CONSIGNE:
Dans le texte sur les baisses de valorisation de l'été 2026, de combien la valeur de Rayan Cherki a-t-elle baissé ?

TEXTE FOURNI:
Les plus fortes baisses de valorisation de l’été 2026 racontent deux histoires différentes
Lamine Yamal et Kylian Mbappé perdent 11 à 14 %, mais pas pour les mêmes raisons que la chute de 45 % de Pio Esposito ou l’effondrement de 76 % d’Emmanuel Agbadou. Tous les joueurs en baisse ne sont pas des joueurs en déclin.
Six noms chutent le plus fort dans le snapshot de ce mois-ci : Emmanuel Agbadou (-75,6 %, de 44,3 M€ à 10,8 M€), Pio Esposito (-44,9 %, de 87,8 M€ à 48,4 M€), Lennart Karl (-27,5 %, de 112,0 M€ à 81,2 M€), Rayan Cherki (-20,2 %, de 163,3 M€ à 130,4 M€), Kylian Mbappé (-14,3 %, de 209,8 M€ à 179,8 M€) et Lamine Yamal (-11,8 %, de 261,0 M€ à 230,3 M€). Les regrouper sous l’étiquette «joueurs en baisse de forme» passerait à côté de ce qui se passe réellement dans au moins trois cas distincts.

Données d'analyse de mise en page de documents:

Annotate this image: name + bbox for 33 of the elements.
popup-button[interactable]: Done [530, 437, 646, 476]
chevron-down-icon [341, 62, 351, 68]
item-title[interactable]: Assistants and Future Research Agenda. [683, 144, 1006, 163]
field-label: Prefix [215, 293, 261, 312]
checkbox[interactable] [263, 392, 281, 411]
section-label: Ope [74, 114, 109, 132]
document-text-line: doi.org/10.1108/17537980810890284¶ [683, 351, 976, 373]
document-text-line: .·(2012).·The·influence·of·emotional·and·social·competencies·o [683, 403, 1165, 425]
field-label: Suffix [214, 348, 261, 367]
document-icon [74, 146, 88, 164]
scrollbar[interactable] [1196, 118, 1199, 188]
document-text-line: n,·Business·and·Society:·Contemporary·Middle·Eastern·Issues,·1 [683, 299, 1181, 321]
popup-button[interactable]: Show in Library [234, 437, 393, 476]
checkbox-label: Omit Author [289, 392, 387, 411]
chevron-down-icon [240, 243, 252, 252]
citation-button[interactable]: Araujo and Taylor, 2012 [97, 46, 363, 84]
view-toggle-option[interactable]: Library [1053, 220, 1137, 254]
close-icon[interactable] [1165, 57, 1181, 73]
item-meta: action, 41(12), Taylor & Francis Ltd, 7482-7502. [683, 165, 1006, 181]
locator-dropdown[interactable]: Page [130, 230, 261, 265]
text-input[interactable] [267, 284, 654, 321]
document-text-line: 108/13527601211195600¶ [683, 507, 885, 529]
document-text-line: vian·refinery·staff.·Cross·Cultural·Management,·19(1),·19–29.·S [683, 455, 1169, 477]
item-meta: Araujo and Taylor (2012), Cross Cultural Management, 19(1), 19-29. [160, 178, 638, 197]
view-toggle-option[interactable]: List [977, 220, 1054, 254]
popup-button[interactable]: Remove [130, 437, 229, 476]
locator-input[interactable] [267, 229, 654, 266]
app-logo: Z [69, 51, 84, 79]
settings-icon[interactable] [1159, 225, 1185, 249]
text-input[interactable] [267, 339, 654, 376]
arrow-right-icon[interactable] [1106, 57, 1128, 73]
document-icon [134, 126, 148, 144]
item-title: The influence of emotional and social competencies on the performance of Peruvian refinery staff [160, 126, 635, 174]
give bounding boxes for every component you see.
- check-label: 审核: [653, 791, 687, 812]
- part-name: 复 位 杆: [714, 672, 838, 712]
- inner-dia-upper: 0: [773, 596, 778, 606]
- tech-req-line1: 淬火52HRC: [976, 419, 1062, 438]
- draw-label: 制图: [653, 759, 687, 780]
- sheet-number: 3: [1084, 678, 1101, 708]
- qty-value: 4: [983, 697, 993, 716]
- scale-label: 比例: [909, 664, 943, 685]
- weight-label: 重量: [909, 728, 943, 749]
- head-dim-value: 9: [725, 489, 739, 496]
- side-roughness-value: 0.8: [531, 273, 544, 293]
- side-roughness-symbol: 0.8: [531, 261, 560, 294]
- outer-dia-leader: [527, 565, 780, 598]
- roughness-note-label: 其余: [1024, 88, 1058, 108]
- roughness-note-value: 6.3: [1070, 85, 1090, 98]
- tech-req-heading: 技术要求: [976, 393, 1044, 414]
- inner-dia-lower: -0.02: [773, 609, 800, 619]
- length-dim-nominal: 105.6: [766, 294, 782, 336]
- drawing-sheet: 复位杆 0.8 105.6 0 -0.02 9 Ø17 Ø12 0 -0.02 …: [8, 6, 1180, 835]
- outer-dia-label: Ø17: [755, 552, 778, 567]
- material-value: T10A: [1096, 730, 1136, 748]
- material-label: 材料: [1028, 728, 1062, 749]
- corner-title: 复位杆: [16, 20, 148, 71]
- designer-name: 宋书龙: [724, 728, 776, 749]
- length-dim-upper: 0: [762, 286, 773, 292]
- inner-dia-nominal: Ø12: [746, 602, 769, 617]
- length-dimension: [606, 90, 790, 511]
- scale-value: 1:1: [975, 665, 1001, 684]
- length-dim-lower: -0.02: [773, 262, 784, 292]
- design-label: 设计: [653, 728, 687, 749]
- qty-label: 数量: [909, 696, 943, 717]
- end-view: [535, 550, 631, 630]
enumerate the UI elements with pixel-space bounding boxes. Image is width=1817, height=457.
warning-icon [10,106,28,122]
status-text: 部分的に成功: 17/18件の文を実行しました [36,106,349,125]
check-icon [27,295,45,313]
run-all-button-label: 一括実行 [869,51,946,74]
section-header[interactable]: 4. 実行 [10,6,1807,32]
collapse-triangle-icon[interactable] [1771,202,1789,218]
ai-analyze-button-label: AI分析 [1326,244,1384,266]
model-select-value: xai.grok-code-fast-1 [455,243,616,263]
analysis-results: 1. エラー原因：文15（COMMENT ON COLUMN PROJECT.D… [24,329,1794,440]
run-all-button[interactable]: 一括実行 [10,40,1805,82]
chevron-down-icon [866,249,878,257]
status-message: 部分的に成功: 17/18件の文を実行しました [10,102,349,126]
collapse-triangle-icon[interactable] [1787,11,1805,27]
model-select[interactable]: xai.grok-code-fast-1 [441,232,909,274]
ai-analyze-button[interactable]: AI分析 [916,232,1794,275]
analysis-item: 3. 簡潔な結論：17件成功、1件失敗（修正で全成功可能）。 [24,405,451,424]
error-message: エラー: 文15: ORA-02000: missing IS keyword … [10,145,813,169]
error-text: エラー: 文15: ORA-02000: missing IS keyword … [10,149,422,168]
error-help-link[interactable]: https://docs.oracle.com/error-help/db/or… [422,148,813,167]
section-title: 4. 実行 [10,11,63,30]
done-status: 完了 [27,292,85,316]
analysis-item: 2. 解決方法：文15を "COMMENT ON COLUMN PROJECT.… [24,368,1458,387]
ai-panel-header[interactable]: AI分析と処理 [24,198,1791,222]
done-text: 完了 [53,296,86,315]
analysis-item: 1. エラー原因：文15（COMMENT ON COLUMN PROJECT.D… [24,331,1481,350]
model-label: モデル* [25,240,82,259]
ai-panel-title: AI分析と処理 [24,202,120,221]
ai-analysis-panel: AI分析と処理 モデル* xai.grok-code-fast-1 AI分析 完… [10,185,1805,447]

RÉSULTAT:
Elle a baissé de 20,2 %, de 163,3 M€ à 130,4 M€.